■ **Exercise aim**: Write out the part of the microcystin aerosol project description from "Project Title: 2024" up to and including "(Michigan State University)", word for word.

■ **Quoted passage**:
Project Title: 2024 Rapid Funding Request: Degradation of Microcystin in Harmful Algal Bloom Aerosols during Atmospheric Transport
Key Project Personnel: Kaisen Lin (Michigan State University)
About: Climate change has been causing an increased frequency of harmful algal blooms (HABs). These blooms result in toxin-laden aerosols that pose significant public health issues. Numerous studies, conducted both in laboratory settings and in the field, have demonstrated the aerosolization of toxins from these algal blooms in freshwater environments. Epidemiological studies suggest that respiratory irritation is notably more prevalent among individuals who frequently visit recreational lakes. Subsequent toxicological research, utilizing animal models, has aimed to investigate the health impacts associated with inhalation of these airborne toxins. Despite these efforts, there remains a substantial gap in our understanding of the specific health effects on humans. One particular area of uncertainty is whether toxins in aerosols undergo degradation during atmospheric transport, prior to reaching human recipients. Our hypothesis posits that these airborne toxins may degrade similarly to other environmental pollutants, leading to reduced concentrations and the formation of degradation byproducts. The main goal of this proposed research is to deepen our understanding of the behavior and fate of airborne toxins released from HABs during their atmospheric transport. Findings from this study are expected to improve estimations of human exposure levels to HAB toxins, providing essential data for further biomedical research into associated health outcomes.
To address this research question, experiments will be conducted in a controlled environment within Dr. Kaisen Lin’s laboratory using a rotating drum apparatus. Standard solutions of microcystin-LR and RR will be aerosolized using a Collison nebulizer and introduced into a rotating drum, where the aerosols will be suspended in the air for extended periods. This setup is designed to subject the aerosols to various environmental conditions, such as various levels of relative humidity and UV light intensities, to simulate and study their degradation during the atmospheric transport process. The aged aerosols will then be collected on glass fiber filters and extracted prior to analysis by LC/MS/MS. This analysis will determine the concentrations of microcystin-LR and RR in the aged samples, thereby facilitating an investigation into their air degradation kinetics. Concurrently, degradation products will be screened to identify any potential toxic byproducts that could pose human health risks. Additionally, changes in the size of the toxin-laden aerosols will be measured using a Scanning Mobility Particle Sizer. This data will inform the Multiple-Path Particle Dosimetry model, which will be used to simulate the deposition of airborne toxins in the human respiratory tract. The outcomes of this simulation will shed light on the dose and deposition locations of toxin-laden aerosols, providing valuable guidance for subsequent toxicological studies.
The proposed work aims to gather essential preliminary data to inform subsequent toxicology studies. At the conclusion of this project, my intention is to seek external funding to extend this research and comprehensively address the research question. The future work will encompass: (1) partnering with biomedical researchers to examine the toxic effects of the microcystin with precisely selected lung cell models, (2) studying the degradation kinetics of various toxins in real freshwater samples collected during HAB episodes, and (3) investigating the inactivation mechanisms of airborne algae. Through these synergistic and collaborative endeavors, the study aims to provide thorough insights into the exposure to toxins generated by HABs, thus enhancing our capacity to evaluate and counteract the associated public health impacts. Potential sources for future funding include NSF’s CBET program and NIEHS.

■ **Dataset records**:
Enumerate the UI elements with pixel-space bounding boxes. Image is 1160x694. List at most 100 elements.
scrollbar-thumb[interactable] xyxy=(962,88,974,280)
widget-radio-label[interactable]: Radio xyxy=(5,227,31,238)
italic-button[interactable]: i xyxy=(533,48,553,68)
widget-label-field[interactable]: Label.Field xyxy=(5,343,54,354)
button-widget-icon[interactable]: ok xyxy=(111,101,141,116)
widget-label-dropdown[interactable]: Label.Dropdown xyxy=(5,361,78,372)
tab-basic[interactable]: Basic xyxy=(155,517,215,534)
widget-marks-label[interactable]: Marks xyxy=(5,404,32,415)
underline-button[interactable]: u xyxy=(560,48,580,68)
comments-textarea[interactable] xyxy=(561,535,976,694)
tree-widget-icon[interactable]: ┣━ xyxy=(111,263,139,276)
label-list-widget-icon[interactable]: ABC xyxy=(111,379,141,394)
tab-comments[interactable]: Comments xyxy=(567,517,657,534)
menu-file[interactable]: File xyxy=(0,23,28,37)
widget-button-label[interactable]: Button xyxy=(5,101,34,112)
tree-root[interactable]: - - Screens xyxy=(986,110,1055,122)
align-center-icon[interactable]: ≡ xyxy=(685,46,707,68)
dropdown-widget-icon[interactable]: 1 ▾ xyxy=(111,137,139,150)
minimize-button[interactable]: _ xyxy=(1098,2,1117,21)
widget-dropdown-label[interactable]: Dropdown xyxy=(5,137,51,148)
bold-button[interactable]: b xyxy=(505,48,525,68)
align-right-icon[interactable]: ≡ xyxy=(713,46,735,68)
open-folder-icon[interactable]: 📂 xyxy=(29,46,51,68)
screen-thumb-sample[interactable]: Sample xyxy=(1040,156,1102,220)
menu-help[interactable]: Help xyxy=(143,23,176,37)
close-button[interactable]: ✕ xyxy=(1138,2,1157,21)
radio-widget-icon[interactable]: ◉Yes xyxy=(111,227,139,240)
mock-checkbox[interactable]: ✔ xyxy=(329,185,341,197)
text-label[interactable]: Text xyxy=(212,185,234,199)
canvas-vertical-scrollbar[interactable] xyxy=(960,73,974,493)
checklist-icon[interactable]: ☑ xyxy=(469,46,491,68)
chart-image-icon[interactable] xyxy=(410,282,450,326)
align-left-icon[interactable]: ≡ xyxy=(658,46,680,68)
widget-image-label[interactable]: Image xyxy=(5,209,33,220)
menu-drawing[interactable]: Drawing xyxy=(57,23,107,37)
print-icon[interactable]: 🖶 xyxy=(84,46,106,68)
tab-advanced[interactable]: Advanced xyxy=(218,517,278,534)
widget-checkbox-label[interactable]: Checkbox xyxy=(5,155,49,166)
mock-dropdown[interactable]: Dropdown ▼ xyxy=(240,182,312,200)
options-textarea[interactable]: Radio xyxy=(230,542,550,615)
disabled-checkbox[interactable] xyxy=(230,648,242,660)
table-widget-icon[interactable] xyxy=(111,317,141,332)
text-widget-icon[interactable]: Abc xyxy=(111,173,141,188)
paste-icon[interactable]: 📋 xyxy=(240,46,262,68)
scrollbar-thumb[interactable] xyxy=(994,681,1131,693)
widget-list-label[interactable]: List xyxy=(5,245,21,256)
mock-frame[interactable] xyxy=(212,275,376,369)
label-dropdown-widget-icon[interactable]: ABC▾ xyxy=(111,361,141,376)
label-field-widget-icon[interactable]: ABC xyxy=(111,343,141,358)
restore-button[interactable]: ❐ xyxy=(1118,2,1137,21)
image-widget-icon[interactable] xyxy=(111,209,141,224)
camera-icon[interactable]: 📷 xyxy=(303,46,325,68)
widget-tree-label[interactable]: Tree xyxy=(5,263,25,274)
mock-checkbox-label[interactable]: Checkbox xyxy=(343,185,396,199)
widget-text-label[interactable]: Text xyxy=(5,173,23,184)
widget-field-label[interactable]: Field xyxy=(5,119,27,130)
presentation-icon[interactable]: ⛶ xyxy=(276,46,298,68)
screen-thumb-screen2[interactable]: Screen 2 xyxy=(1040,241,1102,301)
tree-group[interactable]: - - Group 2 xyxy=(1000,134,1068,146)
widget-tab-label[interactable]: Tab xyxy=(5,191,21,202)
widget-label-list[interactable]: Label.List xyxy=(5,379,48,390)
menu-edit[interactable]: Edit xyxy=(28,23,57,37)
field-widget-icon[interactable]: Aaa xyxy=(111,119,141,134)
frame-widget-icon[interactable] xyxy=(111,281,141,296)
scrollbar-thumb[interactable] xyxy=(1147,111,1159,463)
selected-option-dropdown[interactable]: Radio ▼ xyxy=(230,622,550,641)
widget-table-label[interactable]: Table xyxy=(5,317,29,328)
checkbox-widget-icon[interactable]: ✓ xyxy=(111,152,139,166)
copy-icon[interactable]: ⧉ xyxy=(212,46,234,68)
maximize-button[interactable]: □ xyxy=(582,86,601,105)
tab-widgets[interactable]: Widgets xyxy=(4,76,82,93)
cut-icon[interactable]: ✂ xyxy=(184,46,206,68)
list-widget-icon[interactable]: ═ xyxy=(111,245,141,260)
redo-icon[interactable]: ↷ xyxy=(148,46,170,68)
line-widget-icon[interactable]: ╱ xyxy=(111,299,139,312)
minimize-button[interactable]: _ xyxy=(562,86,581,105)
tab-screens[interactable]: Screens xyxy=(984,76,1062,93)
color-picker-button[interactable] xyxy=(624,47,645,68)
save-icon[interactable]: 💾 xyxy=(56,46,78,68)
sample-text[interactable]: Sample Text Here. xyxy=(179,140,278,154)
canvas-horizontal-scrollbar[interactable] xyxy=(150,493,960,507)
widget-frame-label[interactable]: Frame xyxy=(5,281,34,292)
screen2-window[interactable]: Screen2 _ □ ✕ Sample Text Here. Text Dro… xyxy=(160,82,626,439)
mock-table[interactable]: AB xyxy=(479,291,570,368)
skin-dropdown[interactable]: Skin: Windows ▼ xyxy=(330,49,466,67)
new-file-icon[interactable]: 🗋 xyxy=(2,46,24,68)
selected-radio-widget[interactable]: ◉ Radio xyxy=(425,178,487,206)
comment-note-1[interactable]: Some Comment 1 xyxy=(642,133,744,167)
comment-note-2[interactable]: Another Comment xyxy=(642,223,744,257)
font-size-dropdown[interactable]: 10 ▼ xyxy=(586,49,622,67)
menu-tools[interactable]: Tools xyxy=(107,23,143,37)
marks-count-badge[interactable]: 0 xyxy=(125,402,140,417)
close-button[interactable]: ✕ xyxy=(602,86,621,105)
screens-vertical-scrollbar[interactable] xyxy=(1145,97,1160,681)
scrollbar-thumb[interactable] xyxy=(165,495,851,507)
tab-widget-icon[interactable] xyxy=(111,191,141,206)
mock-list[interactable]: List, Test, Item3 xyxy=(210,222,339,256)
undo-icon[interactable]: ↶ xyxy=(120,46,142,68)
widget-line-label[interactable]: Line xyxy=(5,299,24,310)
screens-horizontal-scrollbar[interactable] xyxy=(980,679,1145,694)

■ **Exercise result**:
Project Title: 2024 Rapid Funding Request: Degradation of Microcystin in Harmful Algal Bloom Aerosols during Atmospheric Transport
Key Project Personnel: Kaisen Lin (Michigan State University)